## The task:
Please write out the lines of the material without any changes, from its first line through the line that contains "section-reading-heading-text: 함께 읽기", including both of those lines.

==== Raw data ====

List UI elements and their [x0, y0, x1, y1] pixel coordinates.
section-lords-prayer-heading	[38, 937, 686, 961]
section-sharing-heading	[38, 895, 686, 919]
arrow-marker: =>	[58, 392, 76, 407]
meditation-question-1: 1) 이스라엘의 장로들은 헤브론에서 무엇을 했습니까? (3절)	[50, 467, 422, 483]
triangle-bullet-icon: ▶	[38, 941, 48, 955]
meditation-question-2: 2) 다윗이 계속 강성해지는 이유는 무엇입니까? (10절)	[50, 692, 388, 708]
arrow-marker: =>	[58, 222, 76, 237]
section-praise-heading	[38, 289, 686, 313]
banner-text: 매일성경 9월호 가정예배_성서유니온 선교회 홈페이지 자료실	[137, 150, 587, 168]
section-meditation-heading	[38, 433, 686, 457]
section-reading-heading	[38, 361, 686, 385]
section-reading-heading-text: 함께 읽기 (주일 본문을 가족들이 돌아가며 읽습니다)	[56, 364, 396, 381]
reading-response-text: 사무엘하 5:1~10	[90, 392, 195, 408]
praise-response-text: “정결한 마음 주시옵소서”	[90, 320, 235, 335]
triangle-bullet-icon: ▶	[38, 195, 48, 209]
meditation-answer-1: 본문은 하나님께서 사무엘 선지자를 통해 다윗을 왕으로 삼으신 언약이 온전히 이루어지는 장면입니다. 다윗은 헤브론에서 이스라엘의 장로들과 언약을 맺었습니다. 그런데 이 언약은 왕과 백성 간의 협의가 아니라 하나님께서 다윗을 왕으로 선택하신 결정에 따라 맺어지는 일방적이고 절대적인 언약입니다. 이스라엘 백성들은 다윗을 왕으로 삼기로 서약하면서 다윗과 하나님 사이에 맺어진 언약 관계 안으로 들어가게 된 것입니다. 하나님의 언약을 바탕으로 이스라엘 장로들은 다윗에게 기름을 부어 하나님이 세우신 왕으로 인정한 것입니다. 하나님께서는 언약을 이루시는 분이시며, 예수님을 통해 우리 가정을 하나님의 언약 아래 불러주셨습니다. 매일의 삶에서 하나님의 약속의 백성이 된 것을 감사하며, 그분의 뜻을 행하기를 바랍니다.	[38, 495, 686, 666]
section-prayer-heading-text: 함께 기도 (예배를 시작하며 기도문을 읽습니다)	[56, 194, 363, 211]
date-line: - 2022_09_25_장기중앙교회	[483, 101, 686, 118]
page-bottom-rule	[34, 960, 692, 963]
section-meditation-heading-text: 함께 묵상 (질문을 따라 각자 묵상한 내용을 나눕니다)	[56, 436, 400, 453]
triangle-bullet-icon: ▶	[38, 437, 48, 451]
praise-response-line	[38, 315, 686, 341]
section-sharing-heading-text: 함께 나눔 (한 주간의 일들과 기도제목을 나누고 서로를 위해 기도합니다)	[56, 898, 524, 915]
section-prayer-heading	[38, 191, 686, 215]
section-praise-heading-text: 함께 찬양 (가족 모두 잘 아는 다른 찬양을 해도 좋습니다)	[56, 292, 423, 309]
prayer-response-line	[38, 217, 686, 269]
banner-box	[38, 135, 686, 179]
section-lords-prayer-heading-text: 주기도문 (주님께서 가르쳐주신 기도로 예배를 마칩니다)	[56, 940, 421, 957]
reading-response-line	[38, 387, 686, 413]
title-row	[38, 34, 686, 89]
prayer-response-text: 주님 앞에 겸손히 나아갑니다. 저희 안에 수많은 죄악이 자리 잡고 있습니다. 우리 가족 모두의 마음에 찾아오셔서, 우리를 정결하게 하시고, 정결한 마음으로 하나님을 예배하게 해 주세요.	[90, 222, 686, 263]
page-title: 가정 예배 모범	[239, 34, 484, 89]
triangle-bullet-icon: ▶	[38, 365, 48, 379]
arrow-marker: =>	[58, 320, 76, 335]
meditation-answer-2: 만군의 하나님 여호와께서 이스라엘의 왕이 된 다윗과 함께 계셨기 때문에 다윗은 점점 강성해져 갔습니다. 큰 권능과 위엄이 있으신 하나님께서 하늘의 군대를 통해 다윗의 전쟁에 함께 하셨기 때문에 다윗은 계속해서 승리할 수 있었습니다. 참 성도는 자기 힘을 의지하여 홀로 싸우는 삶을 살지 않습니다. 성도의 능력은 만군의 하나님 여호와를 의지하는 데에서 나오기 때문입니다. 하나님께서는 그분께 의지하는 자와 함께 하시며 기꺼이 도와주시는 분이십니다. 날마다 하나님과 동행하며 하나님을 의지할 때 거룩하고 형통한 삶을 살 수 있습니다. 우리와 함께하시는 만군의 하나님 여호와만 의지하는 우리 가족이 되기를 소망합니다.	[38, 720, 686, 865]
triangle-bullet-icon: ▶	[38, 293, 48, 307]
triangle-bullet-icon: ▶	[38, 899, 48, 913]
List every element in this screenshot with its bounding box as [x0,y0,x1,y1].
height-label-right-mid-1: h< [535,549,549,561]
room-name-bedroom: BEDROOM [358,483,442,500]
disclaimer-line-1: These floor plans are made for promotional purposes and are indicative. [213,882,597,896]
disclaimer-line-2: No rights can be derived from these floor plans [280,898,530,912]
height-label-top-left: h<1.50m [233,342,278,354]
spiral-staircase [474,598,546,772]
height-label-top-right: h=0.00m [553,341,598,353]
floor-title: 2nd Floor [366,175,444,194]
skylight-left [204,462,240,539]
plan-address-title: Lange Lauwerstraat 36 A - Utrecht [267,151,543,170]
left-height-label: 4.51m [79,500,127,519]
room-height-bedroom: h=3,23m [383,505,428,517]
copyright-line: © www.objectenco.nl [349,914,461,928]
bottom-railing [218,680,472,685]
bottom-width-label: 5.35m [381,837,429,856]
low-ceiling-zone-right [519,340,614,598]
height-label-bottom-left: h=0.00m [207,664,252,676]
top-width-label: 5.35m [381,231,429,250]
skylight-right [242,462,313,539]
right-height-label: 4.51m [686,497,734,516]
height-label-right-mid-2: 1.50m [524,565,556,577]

====

## Completed task:
List UI elements and their [x0, y0, x1, y1] pixel coordinates.
section-lords-prayer-heading	[38, 937, 686, 961]
section-sharing-heading	[38, 895, 686, 919]
arrow-marker: =>	[58, 392, 76, 407]
meditation-question-1: 1) 이스라엘의 장로들은 헤브론에서 무엇을 했습니까? (3절)	[50, 467, 422, 483]
triangle-bullet-icon: ▶	[38, 941, 48, 955]
meditation-question-2: 2) 다윗이 계속 강성해지는 이유는 무엇입니까? (10절)	[50, 692, 388, 708]
arrow-marker: =>	[58, 222, 76, 237]
section-praise-heading	[38, 289, 686, 313]
banner-text: 매일성경 9월호 가정예배_성서유니온 선교회 홈페이지 자료실	[137, 150, 587, 168]
section-meditation-heading	[38, 433, 686, 457]
section-reading-heading	[38, 361, 686, 385]
section-reading-heading-text: 함께 읽기 (주일 본문을 가족들이 돌아가며 읽습니다)	[56, 364, 396, 381]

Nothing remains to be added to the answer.